▶ _Given task A_
Reproduce the rows below word for word, from the first row through the row that contains "progress-status: 민간인 (412, 603, 524, 647)", including both ends.

We didn’t go through this section in class as it uses ggplot in a slightly more involved way. Take a look at the code and see if you can figure out what’s going on.

In the chart below, each vertical bar represents one county.

temp <- df %>% arrange(desc(per_point_diff))
ggplot(data = temp) + 
    geom_col(mapping = aes(x = as.integer(row.names(temp)), 
                           y = per_point_diff,
                           fill = per_point_diff)) +
    scale_fill_gradient2(low = "blue", high = "red") + 
    labs(title = "% Difference in votes received by county", 
         x = "", y = "% Difference") + 
    theme(legend.position = "right")

The chart above does not support the theory that Trump had narrower margins of victory in the counties that he won, as compared to Clinton.

Let’s make the same chart, but with absolute difference in votes received (instead of percentage difference):

temp <- df %>% 
    select(diff) %>%
    arrange(desc(diff))
ggplot(data = temp) + 
    geom_col(mapping = aes(x = as.integer(row.names(temp)), 
                           y = diff,
                           fill = diff)) +
    scale_fill_gradient2(low = "blue", high = "red") + 
    labs(title = "Absolute difference in votes received by county", 
         x = "", y = "Absolute difference")

Conclusion

When analyzing elections, we have to examine the data from many different perspectives in order to get the full story.

▶ _Information provided_
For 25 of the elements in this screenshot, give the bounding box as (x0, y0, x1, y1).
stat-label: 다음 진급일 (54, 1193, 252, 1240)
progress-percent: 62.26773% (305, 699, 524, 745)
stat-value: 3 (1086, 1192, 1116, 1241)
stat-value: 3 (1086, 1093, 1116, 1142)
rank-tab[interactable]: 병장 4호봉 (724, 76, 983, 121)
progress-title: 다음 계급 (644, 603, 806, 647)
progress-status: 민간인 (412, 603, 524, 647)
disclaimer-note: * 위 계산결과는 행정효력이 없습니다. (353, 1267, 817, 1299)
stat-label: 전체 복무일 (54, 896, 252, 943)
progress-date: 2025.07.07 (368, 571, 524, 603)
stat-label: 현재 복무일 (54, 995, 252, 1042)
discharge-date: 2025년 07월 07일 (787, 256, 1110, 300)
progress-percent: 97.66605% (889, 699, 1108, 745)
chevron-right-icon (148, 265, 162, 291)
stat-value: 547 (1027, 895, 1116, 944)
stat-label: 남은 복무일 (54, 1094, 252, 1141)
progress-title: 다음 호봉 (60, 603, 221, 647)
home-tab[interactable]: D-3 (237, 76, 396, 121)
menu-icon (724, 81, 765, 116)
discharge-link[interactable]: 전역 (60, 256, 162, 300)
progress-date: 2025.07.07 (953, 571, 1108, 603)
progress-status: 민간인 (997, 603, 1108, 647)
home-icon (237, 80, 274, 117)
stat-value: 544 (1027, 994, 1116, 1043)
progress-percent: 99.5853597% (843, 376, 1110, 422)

▶ _Given task B_
Write out the stretch of the passage above on charting county vote differences from "The chart above" through "arrange(desc(diff))", copying it exactly.

▶ _Reply A_
For 25 of the elements in this screenshot, give the bounding box as (x0, y0, x1, y1).
stat-label: 다음 진급일 (54, 1193, 252, 1240)
progress-percent: 62.26773% (305, 699, 524, 745)
stat-value: 3 (1086, 1192, 1116, 1241)
stat-value: 3 (1086, 1093, 1116, 1142)
rank-tab[interactable]: 병장 4호봉 (724, 76, 983, 121)
progress-title: 다음 계급 (644, 603, 806, 647)
progress-status: 민간인 (412, 603, 524, 647)

▶ _Reply B_
The chart above does not support the theory that Trump had narrower margins of victory in the counties that he won, as compared to Clinton.

Let’s make the same chart, but with absolute difference in votes received (instead of percentage difference):

temp <- df %>% 
    select(diff) %>%
    arrange(desc(diff))